### [Your objective]
Copy whichever lines contain the string "JSON".

━━━

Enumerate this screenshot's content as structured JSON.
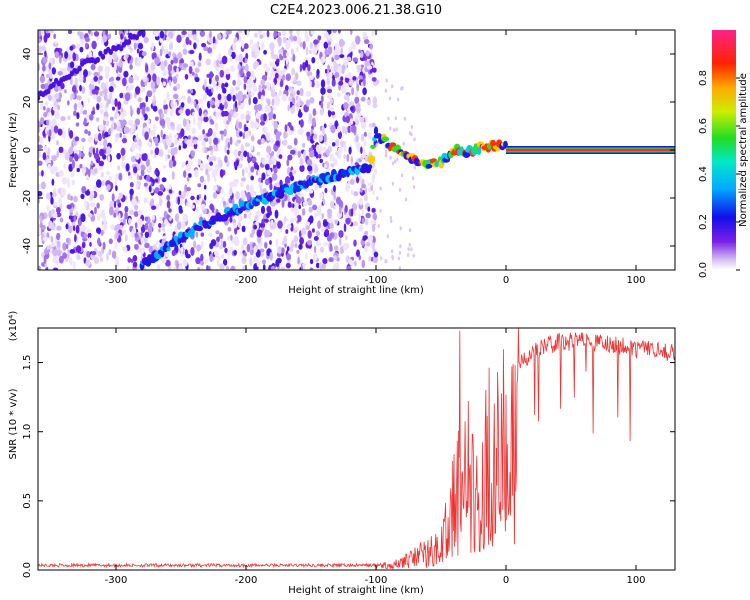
{
  "figure_title": "C2E4.2023.006.21.38.G10",
  "chart_data": [
    {
      "type": "heatmap",
      "xlabel": "Height of straight line (km)",
      "ylabel": "Frequency (Hz)",
      "xlim": [
        -360,
        130
      ],
      "ylim": [
        -50,
        50
      ],
      "x_ticks": [
        -300,
        -200,
        -100,
        0,
        100
      ],
      "x_tick_labels": [
        "-300",
        "-200",
        "-100",
        "0",
        "100"
      ],
      "y_ticks": [
        -40,
        -20,
        0,
        20,
        40
      ],
      "y_tick_labels": [
        "-40",
        "-20",
        "0",
        "20",
        "40"
      ],
      "colorbar": {
        "label": "Normalized spectral amplitude",
        "range": [
          0,
          1
        ],
        "ticks": [
          0.0,
          0.2,
          0.4,
          0.6,
          0.8
        ],
        "tick_labels": [
          "0.0",
          "0.2",
          "0.4",
          "0.6",
          "0.8"
        ],
        "colormap": "rainbow"
      },
      "noise_region_x": [
        -360,
        -100
      ],
      "ridge": [
        {
          "x": -280,
          "y": -48
        },
        {
          "x": -240,
          "y": -33
        },
        {
          "x": -200,
          "y": -23
        },
        {
          "x": -160,
          "y": -15
        },
        {
          "x": -120,
          "y": -9
        },
        {
          "x": -105,
          "y": -7
        },
        {
          "x": -100,
          "y": 7
        },
        {
          "x": -90,
          "y": 2
        },
        {
          "x": -75,
          "y": -3
        },
        {
          "x": -60,
          "y": -6
        },
        {
          "x": -50,
          "y": -5
        },
        {
          "x": -40,
          "y": 0
        },
        {
          "x": -30,
          "y": -1
        },
        {
          "x": -20,
          "y": 1
        },
        {
          "x": -10,
          "y": 2
        },
        {
          "x": 0,
          "y": 1
        },
        {
          "x": 130,
          "y": 0
        }
      ],
      "upper_ridge": [
        {
          "x": -360,
          "y": 22
        },
        {
          "x": -330,
          "y": 34
        },
        {
          "x": -300,
          "y": 42
        },
        {
          "x": -280,
          "y": 50
        }
      ]
    },
    {
      "type": "line",
      "xlabel": "Height of straight line (km)",
      "ylabel": "SNR (10 * v/v)",
      "y_exponent_label": "(x10⁴)",
      "xlim": [
        -360,
        130
      ],
      "ylim": [
        0,
        17500
      ],
      "x_ticks": [
        -300,
        -200,
        -100,
        0,
        100
      ],
      "x_tick_labels": [
        "-300",
        "-200",
        "-100",
        "0",
        "100"
      ],
      "y_ticks": [
        0,
        5000,
        10000,
        15000
      ],
      "y_tick_labels": [
        "0.0",
        "0.5",
        "1.0",
        "1.5"
      ],
      "series": [
        {
          "color": "#ee3333",
          "envelope": [
            {
              "x": -360,
              "y": 400
            },
            {
              "x": -100,
              "y": 400
            },
            {
              "x": -80,
              "y": 800
            },
            {
              "x": -70,
              "y": 1500
            },
            {
              "x": -60,
              "y": 2000
            },
            {
              "x": -50,
              "y": 3500
            },
            {
              "x": -40,
              "y": 8000
            },
            {
              "x": -30,
              "y": 11000
            },
            {
              "x": -20,
              "y": 13000
            },
            {
              "x": -10,
              "y": 14000
            },
            {
              "x": 0,
              "y": 14500
            },
            {
              "x": 10,
              "y": 15500
            },
            {
              "x": 25,
              "y": 16500
            },
            {
              "x": 40,
              "y": 17000
            },
            {
              "x": 60,
              "y": 17000
            },
            {
              "x": 80,
              "y": 16800
            },
            {
              "x": 100,
              "y": 16500
            },
            {
              "x": 130,
              "y": 16200
            }
          ]
        }
      ]
    }
  ]
}
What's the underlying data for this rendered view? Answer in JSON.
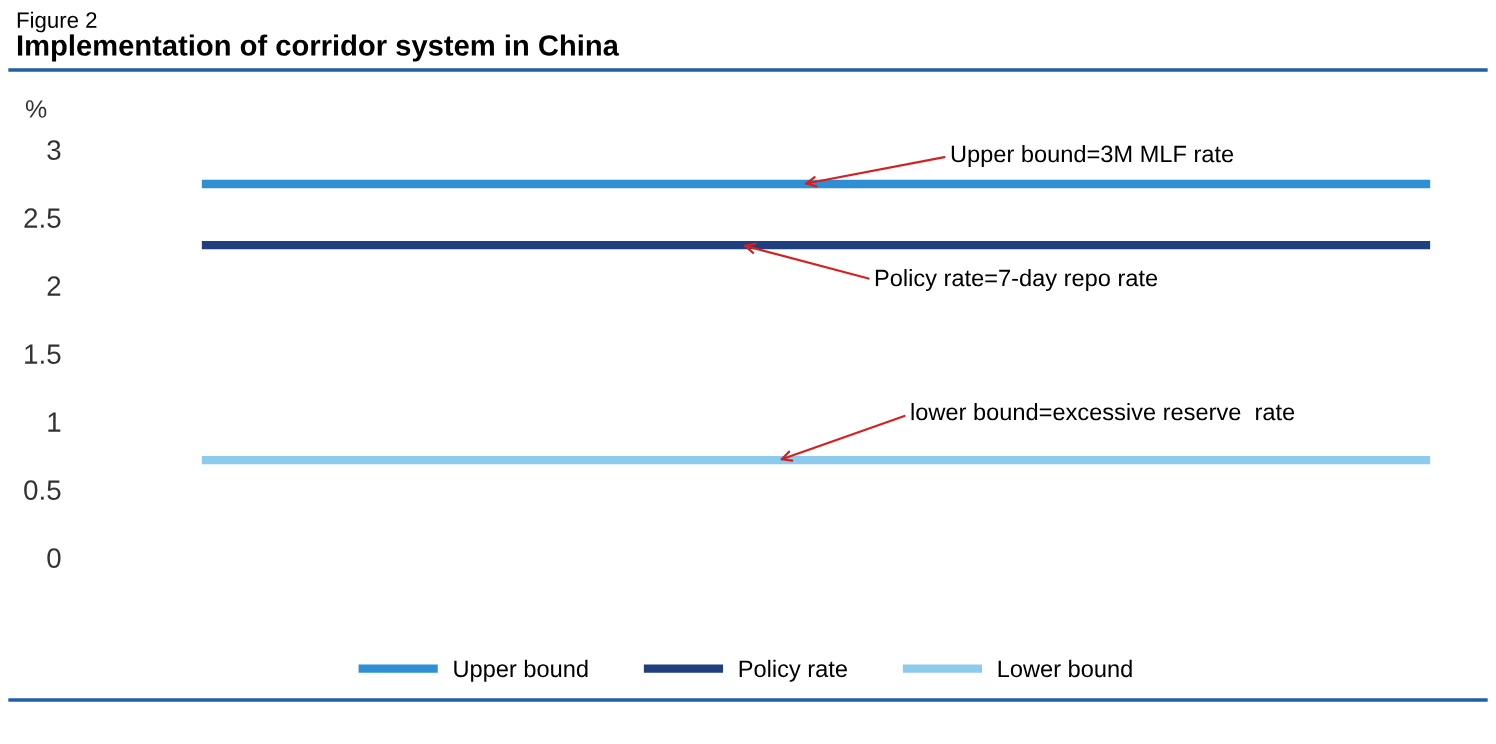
{
  "chart_data": {
    "type": "line",
    "subtitle": "Figure 2",
    "title": "Implementation of corridor system in China",
    "ylabel": "%",
    "categories": [
      null,
      null,
      null,
      null,
      null,
      null,
      null,
      null,
      null,
      null,
      null
    ],
    "series": [
      {
        "name": "Upper bound",
        "color": "#2e8fd4",
        "values": [
          2.75,
          2.75,
          2.75,
          2.75,
          2.75,
          2.75,
          2.75,
          2.75,
          2.75,
          2.75,
          2.75
        ]
      },
      {
        "name": "Policy rate",
        "color": "#1f3f7f",
        "values": [
          2.3,
          2.3,
          2.3,
          2.3,
          2.3,
          2.3,
          2.3,
          2.3,
          2.3,
          2.3,
          2.3
        ]
      },
      {
        "name": "Lower bound",
        "color": "#8ccbeb",
        "values": [
          0.72,
          0.72,
          0.72,
          0.72,
          0.72,
          0.72,
          0.72,
          0.72,
          0.72,
          0.72,
          0.72
        ]
      }
    ],
    "ylim": [
      0,
      3
    ],
    "yticks": [
      0,
      0.5,
      1,
      1.5,
      2,
      2.5,
      3
    ],
    "grid": false,
    "legend": "bottom",
    "marker": "none",
    "line_style": "solid",
    "annotations": [
      {
        "text": "Upper bound=3M MLF rate",
        "y": 2.75
      },
      {
        "text": "Policy rate=7-day repo rate",
        "y": 2.3
      },
      {
        "text": "lower bound=excessive reserve  rate",
        "y": 0.72
      }
    ]
  }
}
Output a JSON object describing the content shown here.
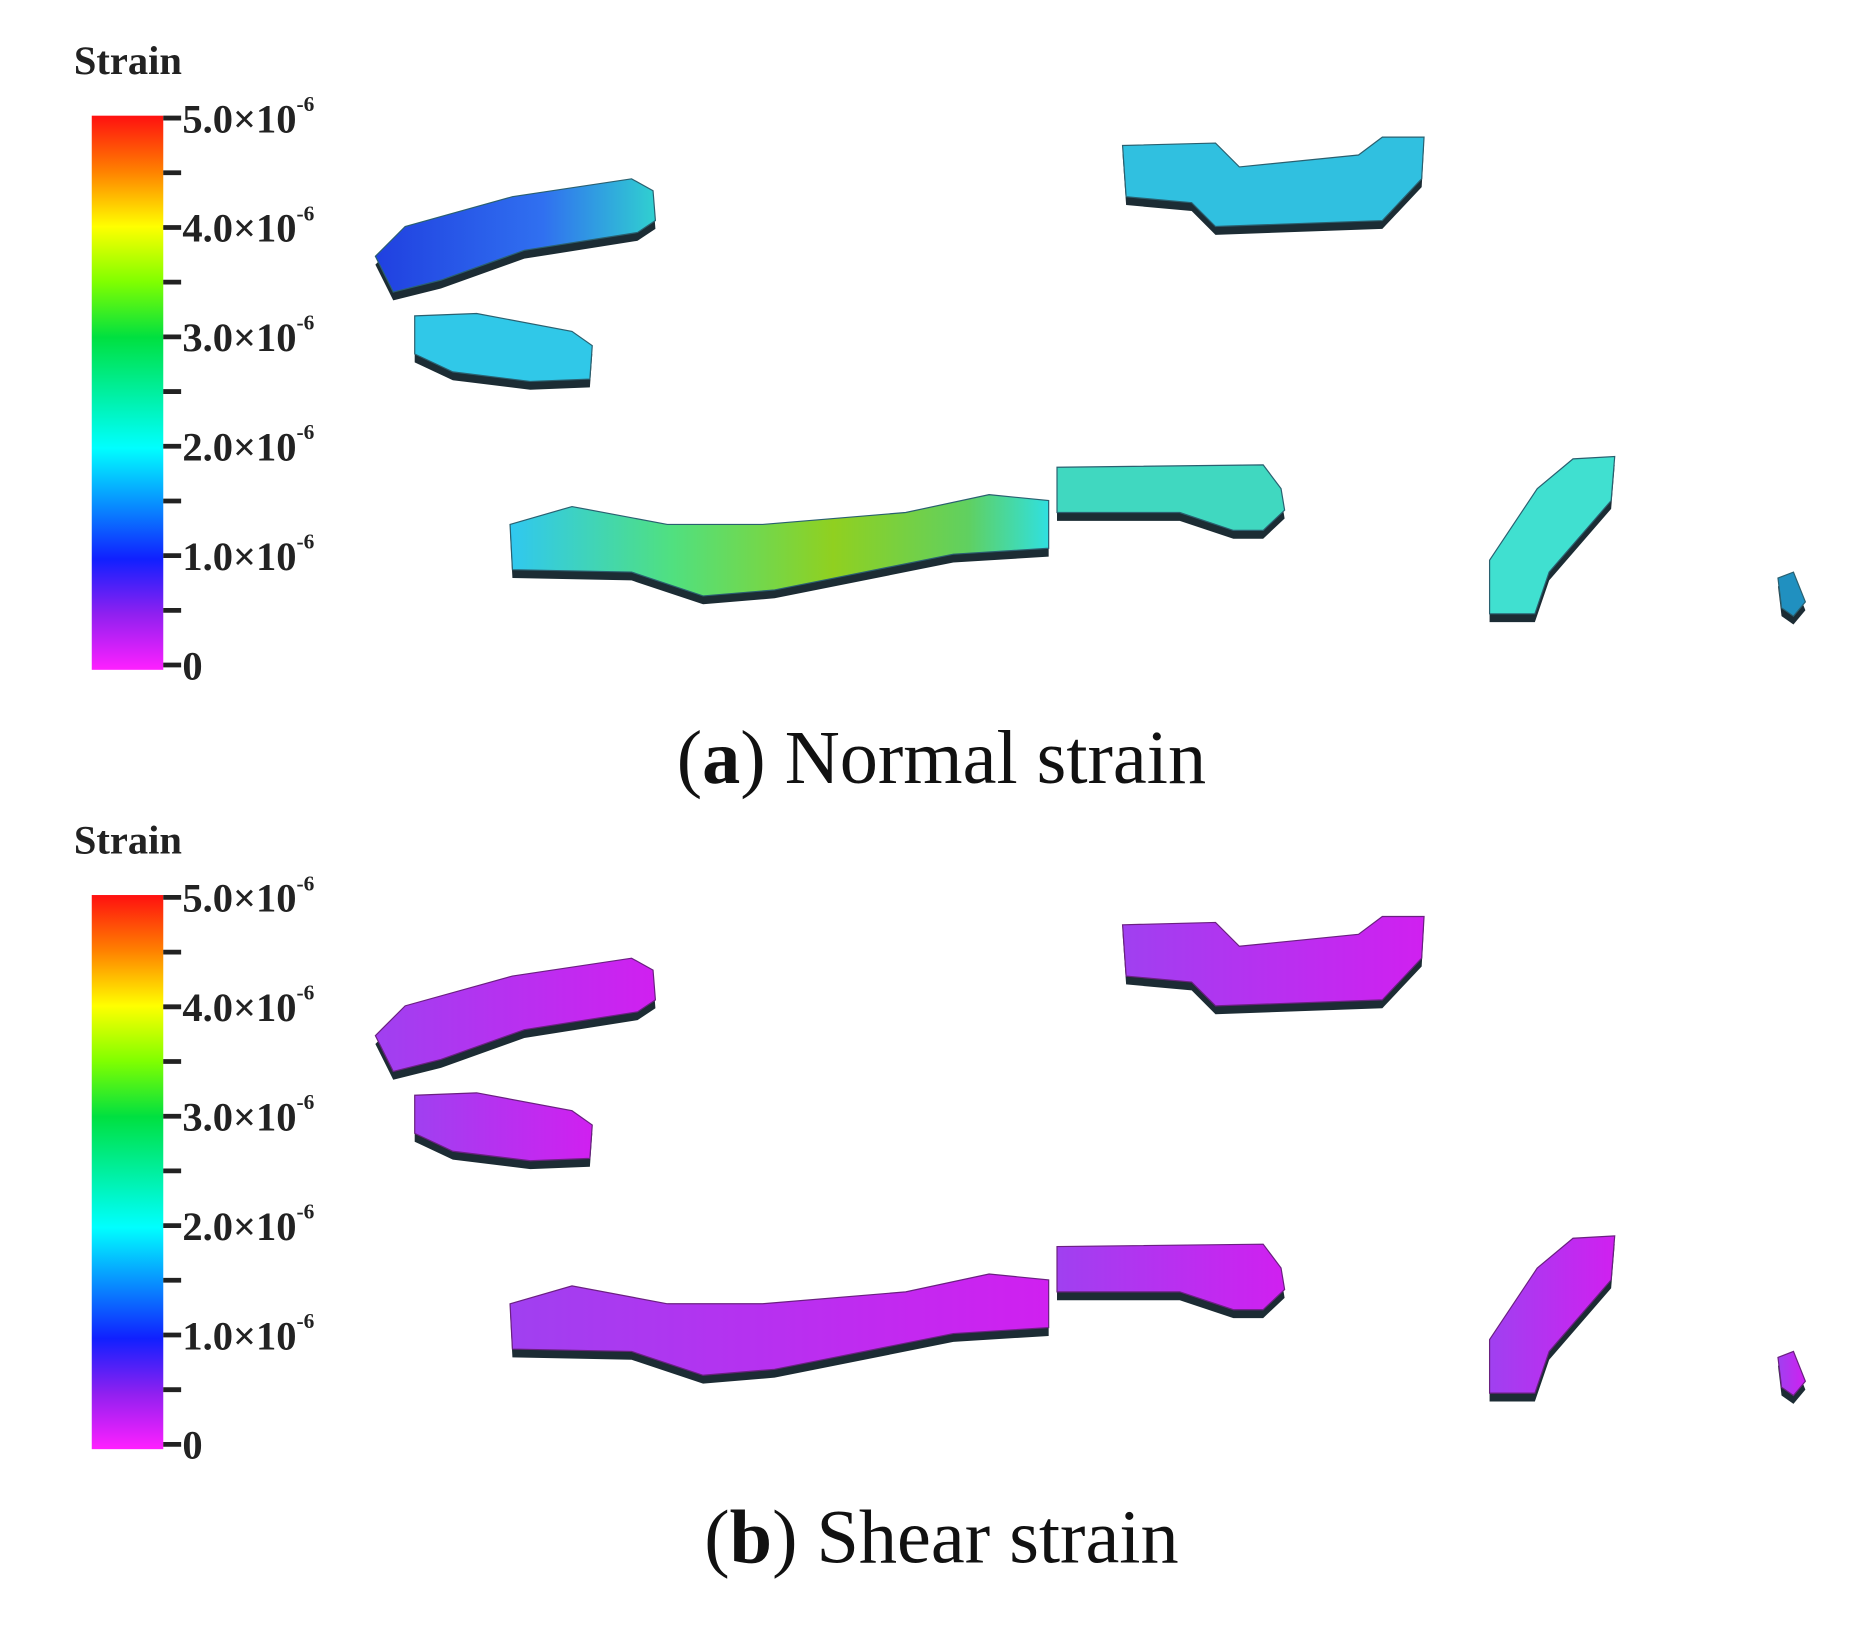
{
  "panels": [
    {
      "colorbar": {
        "title": "Strain",
        "ticks": [
          {
            "base": "5.0×10",
            "exp": "-6"
          },
          {
            "base": "4.0×10",
            "exp": "-6"
          },
          {
            "base": "3.0×10",
            "exp": "-6"
          },
          {
            "base": "2.0×10",
            "exp": "-6"
          },
          {
            "base": "1.0×10",
            "exp": "-6"
          },
          {
            "base": "0"
          }
        ]
      },
      "caption": {
        "open": "(",
        "letter": "a",
        "text": ") Normal strain"
      }
    },
    {
      "colorbar": {
        "title": "Strain",
        "ticks": [
          {
            "base": "5.0×10",
            "exp": "-6"
          },
          {
            "base": "4.0×10",
            "exp": "-6"
          },
          {
            "base": "3.0×10",
            "exp": "-6"
          },
          {
            "base": "2.0×10",
            "exp": "-6"
          },
          {
            "base": "1.0×10",
            "exp": "-6"
          },
          {
            "base": "0"
          }
        ]
      },
      "caption": {
        "open": "(",
        "letter": "b",
        "text": ") Shear strain"
      }
    }
  ]
}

━━━

### [Result below]
Enumerate this screenshot's content as structured JSON.
What's the underlying data for this rendered view? Answer in JSON.
Output a JSON object describing the content shown here.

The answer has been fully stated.